Print the records below exactly as they appear.
═════ Data provided
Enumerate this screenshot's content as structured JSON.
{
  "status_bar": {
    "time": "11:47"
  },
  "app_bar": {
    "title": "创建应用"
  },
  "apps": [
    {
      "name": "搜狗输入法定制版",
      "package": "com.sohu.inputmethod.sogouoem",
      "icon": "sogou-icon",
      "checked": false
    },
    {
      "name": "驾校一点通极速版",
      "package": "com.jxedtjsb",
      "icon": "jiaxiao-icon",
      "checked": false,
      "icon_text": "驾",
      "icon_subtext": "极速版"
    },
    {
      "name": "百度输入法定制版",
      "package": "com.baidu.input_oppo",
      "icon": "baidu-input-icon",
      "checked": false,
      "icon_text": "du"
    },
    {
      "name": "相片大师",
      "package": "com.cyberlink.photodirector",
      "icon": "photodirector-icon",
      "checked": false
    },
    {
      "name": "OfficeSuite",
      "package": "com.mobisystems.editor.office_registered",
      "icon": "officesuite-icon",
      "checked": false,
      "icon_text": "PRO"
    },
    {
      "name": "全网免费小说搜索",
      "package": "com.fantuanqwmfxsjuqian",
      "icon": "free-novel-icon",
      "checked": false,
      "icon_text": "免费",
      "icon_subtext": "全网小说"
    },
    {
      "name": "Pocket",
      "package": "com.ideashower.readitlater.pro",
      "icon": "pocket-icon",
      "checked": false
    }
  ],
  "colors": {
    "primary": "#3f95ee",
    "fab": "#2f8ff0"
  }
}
══════════
*Answer to this problem:*
Enumerate this screenshot's content as structured JSON.
{
  "status_bar": {
    "time": "11:47"
  },
  "app_bar": {
    "title": "创建应用"
  },
  "apps": [
    {
      "name": "搜狗输入法定制版",
      "package": "com.sohu.inputmethod.sogouoem",
      "icon": "sogou-icon",
      "checked": false
    },
    {
      "name": "驾校一点通极速版",
      "package": "com.jxedtjsb",
      "icon": "jiaxiao-icon",
      "checked": false,
      "icon_text": "驾",
      "icon_subtext": "极速版"
    },
    {
      "name": "百度输入法定制版",
      "package": "com.baidu.input_oppo",
      "icon": "baidu-input-icon",
      "checked": false,
      "icon_text": "du"
    },
    {
      "name": "相片大师",
      "package": "com.cyberlink.photodirector",
      "icon": "photodirector-icon",
      "checked": false
    },
    {
      "name": "OfficeSuite",
      "package": "com.mobisystems.editor.office_registered",
      "icon": "officesuite-icon",
      "checked": false,
      "icon_text": "PRO"
    },
    {
      "name": "全网免费小说搜索",
      "package": "com.fantuanqwmfxsjuqian",
      "icon": "free-novel-icon",
      "checked": false,
      "icon_text": "免费",
      "icon_subtext": "全网小说"
    },
    {
      "name": "Pocket",
      "package": "com.ideashower.readitlater.pro",
      "icon": "pocket-icon",
      "checked": false
    }
  ],
  "colors": {
    "primary": "#3f95ee",
    "fab": "#2f8ff0"
  }
}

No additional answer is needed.